◆ **WRITTEN PROBLEM**
Report how many lines of these entries hold the string "JSON"; reply with the number alone.

***** EXTRACTED INFORMATION

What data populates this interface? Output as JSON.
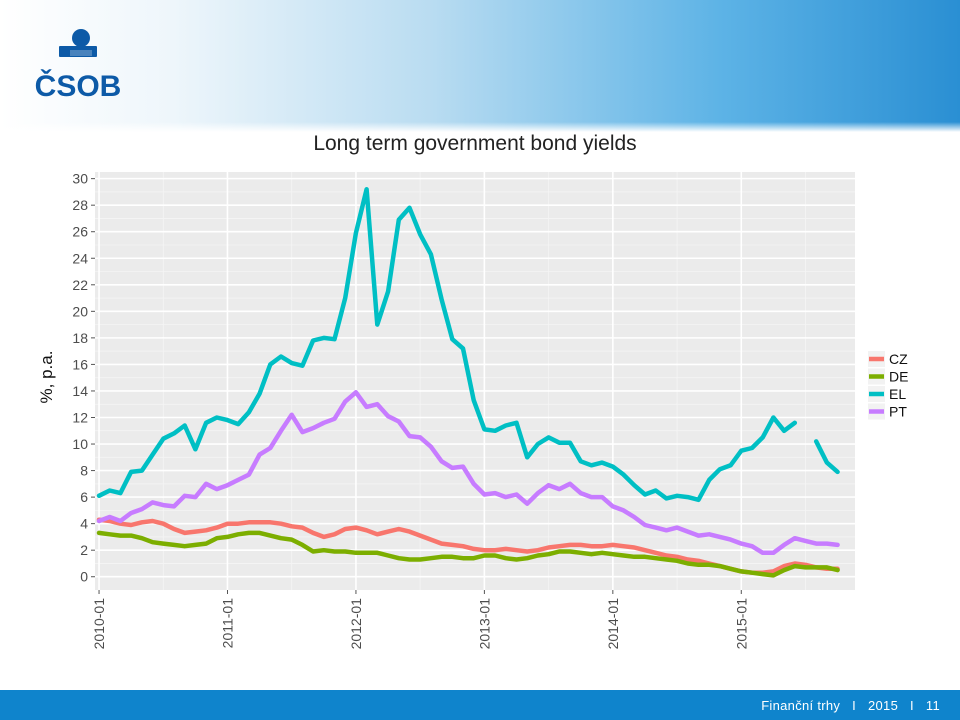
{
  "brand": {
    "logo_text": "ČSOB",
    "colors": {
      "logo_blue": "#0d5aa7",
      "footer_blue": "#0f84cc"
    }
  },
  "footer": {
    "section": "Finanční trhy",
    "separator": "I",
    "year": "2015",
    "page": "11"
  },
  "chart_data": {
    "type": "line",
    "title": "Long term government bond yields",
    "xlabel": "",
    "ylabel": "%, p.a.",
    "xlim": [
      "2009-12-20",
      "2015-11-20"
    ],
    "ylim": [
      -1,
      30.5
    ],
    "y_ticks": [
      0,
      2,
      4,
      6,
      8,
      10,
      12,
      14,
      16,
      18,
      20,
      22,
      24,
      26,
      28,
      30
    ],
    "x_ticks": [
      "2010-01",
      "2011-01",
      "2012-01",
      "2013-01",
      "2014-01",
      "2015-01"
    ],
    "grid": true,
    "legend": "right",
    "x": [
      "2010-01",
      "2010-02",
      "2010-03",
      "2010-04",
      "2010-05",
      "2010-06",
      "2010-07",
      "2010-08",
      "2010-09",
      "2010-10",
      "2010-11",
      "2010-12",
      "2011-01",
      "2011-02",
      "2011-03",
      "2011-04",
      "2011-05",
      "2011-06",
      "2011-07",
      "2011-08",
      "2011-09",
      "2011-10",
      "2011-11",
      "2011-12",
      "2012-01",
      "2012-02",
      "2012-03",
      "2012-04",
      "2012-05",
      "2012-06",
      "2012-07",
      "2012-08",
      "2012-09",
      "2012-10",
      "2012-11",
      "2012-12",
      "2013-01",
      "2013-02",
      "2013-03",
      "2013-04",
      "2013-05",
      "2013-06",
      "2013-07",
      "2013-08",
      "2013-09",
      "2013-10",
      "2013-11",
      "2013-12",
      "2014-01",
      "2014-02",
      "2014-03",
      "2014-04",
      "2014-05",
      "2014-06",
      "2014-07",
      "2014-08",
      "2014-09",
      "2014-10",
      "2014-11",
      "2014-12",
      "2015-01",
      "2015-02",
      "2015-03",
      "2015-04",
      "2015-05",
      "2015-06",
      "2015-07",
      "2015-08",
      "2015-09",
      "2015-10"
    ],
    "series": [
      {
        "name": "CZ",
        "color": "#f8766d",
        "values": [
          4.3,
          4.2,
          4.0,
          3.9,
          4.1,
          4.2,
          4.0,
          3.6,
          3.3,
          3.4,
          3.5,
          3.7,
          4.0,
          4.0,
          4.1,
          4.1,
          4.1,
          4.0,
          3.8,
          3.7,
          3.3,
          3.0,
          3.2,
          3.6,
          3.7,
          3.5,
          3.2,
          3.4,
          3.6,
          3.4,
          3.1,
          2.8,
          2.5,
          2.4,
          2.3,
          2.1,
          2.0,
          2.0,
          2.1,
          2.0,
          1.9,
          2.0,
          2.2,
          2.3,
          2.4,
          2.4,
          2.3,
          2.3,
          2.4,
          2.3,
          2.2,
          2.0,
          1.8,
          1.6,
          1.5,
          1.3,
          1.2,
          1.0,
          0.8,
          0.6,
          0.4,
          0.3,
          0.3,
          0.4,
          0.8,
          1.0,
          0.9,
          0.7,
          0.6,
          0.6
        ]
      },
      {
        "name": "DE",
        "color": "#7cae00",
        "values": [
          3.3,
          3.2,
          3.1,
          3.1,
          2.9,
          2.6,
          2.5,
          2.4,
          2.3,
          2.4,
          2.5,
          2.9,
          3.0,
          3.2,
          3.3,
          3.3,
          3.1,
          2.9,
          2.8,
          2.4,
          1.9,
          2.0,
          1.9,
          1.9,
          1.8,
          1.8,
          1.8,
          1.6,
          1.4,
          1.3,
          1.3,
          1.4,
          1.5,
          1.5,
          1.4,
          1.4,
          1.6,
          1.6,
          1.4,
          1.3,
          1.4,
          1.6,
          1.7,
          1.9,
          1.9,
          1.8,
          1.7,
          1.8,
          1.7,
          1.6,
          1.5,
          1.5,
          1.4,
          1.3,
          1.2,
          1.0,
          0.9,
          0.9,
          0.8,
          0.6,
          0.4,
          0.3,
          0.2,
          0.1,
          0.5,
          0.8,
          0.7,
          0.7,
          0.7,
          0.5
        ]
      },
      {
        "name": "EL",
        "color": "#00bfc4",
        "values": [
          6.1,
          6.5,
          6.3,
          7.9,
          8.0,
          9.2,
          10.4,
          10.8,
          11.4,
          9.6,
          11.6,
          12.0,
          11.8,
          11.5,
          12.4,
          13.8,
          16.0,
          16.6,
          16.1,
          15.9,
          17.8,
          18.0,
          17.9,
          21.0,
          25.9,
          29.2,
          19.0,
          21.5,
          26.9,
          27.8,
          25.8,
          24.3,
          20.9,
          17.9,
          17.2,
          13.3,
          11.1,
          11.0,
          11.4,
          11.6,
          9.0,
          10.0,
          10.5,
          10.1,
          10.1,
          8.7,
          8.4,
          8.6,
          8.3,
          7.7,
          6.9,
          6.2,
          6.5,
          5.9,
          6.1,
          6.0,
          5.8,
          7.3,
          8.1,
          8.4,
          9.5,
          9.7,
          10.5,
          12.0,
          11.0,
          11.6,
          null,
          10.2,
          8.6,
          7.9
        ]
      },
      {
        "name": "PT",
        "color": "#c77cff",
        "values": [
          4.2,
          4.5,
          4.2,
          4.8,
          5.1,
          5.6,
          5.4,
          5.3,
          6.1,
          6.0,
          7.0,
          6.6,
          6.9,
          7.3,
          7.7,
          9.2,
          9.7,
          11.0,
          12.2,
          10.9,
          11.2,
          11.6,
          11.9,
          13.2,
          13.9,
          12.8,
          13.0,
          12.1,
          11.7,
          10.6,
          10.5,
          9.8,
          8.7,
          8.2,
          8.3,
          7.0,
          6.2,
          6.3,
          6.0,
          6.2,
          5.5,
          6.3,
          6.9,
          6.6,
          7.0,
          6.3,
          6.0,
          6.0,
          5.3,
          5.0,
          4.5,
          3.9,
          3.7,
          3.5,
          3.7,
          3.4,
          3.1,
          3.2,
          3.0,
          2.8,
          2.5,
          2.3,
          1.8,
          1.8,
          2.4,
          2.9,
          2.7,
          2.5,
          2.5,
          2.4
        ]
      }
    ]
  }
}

**********
***** EXTRACTED INFORMATION

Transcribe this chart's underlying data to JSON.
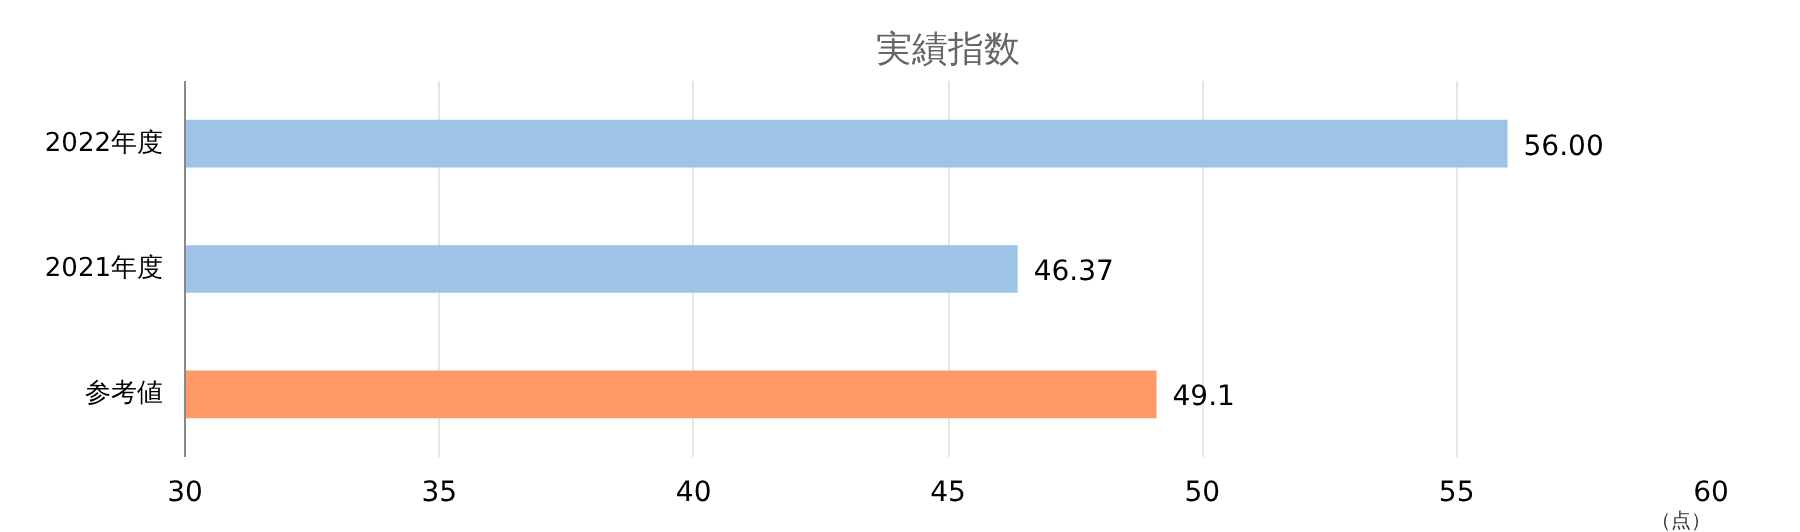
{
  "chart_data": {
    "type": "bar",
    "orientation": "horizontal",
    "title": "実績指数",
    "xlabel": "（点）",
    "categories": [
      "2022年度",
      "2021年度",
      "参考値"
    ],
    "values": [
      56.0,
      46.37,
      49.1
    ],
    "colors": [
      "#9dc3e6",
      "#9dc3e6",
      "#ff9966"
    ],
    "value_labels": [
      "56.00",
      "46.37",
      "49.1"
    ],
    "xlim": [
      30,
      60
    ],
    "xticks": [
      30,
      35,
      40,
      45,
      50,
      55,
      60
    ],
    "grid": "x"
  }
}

**********

◆ **OUTPUT FOR THIS TASK**
2